Task:
Scan the records for the string "наук"; copy each line where it occurs.

Rows:

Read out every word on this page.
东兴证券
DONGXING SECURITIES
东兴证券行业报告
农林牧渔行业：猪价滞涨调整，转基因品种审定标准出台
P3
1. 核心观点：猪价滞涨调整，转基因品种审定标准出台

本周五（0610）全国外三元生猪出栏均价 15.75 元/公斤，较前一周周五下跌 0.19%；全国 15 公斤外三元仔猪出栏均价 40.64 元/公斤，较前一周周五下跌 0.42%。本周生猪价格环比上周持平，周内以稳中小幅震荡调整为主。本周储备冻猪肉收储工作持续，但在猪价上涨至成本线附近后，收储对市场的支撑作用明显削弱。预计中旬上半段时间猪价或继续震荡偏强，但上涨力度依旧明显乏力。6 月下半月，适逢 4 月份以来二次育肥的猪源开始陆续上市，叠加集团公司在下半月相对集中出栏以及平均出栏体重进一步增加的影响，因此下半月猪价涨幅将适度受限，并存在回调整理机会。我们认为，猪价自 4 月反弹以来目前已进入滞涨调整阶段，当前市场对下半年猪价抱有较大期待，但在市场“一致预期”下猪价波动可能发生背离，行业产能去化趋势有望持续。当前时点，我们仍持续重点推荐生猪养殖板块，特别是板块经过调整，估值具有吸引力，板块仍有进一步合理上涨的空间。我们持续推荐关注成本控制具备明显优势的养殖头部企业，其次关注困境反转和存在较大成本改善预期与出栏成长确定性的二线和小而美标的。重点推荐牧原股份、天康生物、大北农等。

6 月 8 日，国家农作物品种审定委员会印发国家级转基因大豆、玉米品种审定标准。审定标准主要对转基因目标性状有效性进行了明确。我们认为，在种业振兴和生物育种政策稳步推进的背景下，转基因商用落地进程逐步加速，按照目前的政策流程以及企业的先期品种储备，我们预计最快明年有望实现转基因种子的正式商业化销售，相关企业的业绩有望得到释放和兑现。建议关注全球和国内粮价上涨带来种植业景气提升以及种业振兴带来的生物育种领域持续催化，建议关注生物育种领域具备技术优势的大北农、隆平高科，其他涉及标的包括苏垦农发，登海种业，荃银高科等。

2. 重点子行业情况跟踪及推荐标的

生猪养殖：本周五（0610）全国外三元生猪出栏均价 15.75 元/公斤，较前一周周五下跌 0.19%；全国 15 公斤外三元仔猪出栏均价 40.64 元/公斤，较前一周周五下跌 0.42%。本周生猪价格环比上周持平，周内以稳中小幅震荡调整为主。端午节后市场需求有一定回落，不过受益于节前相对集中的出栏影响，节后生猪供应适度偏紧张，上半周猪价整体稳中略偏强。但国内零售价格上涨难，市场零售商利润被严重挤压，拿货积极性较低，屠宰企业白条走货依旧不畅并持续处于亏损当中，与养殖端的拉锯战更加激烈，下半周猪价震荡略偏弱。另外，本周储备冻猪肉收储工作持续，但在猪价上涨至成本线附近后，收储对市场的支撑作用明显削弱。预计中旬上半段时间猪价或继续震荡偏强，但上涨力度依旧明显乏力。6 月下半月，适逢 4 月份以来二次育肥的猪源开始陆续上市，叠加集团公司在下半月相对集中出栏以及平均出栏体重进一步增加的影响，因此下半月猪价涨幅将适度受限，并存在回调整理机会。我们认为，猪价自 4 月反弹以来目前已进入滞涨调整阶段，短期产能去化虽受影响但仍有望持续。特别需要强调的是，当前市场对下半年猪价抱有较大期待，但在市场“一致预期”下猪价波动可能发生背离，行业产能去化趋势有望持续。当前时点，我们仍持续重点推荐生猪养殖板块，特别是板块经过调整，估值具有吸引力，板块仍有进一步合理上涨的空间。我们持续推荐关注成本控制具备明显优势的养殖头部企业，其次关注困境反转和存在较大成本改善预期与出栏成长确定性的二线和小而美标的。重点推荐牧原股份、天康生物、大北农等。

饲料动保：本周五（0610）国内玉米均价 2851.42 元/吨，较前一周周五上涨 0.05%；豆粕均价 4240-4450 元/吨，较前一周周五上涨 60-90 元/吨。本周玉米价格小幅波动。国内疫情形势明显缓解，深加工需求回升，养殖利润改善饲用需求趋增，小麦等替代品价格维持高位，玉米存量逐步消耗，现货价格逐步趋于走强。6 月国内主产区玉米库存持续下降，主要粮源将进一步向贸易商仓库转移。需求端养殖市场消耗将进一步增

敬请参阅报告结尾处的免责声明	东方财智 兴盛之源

---

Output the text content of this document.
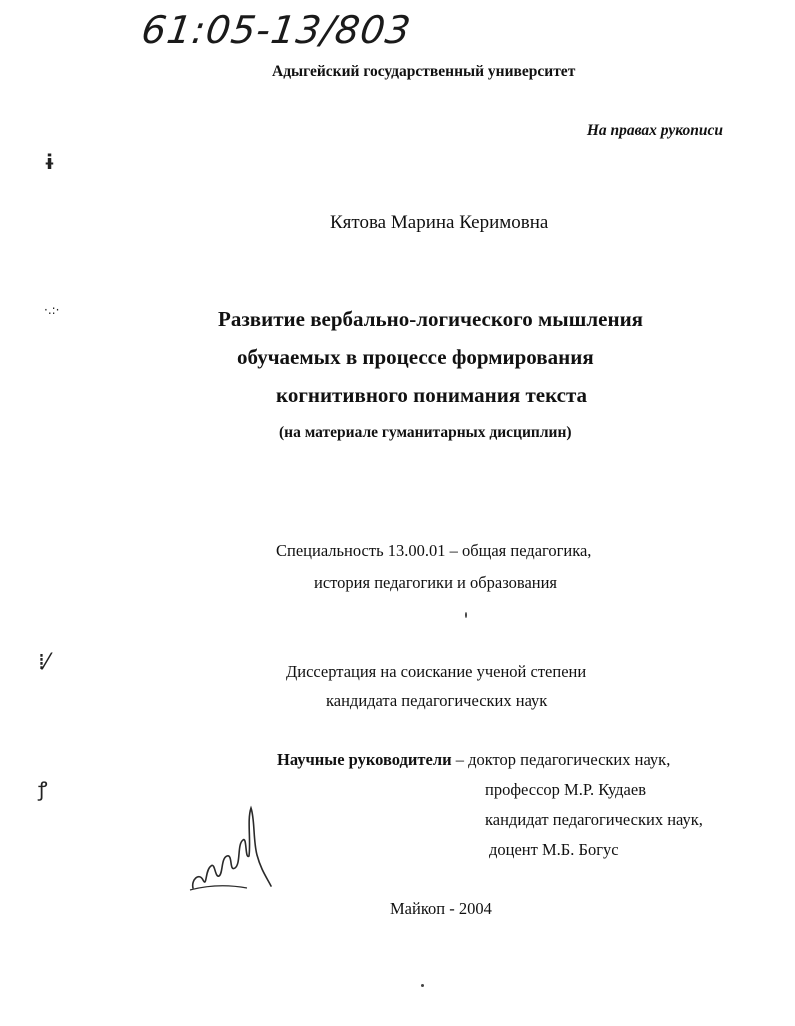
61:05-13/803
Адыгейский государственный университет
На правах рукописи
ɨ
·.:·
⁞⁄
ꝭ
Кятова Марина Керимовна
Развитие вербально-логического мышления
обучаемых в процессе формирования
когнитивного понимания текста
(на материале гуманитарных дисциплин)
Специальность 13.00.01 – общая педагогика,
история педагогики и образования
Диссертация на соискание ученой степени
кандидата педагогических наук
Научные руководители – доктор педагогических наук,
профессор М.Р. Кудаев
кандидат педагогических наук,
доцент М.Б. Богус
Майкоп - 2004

Exercise solution:
кандидата педагогических наук
Научные руководители – доктор педагогических наук,
кандидат педагогических наук,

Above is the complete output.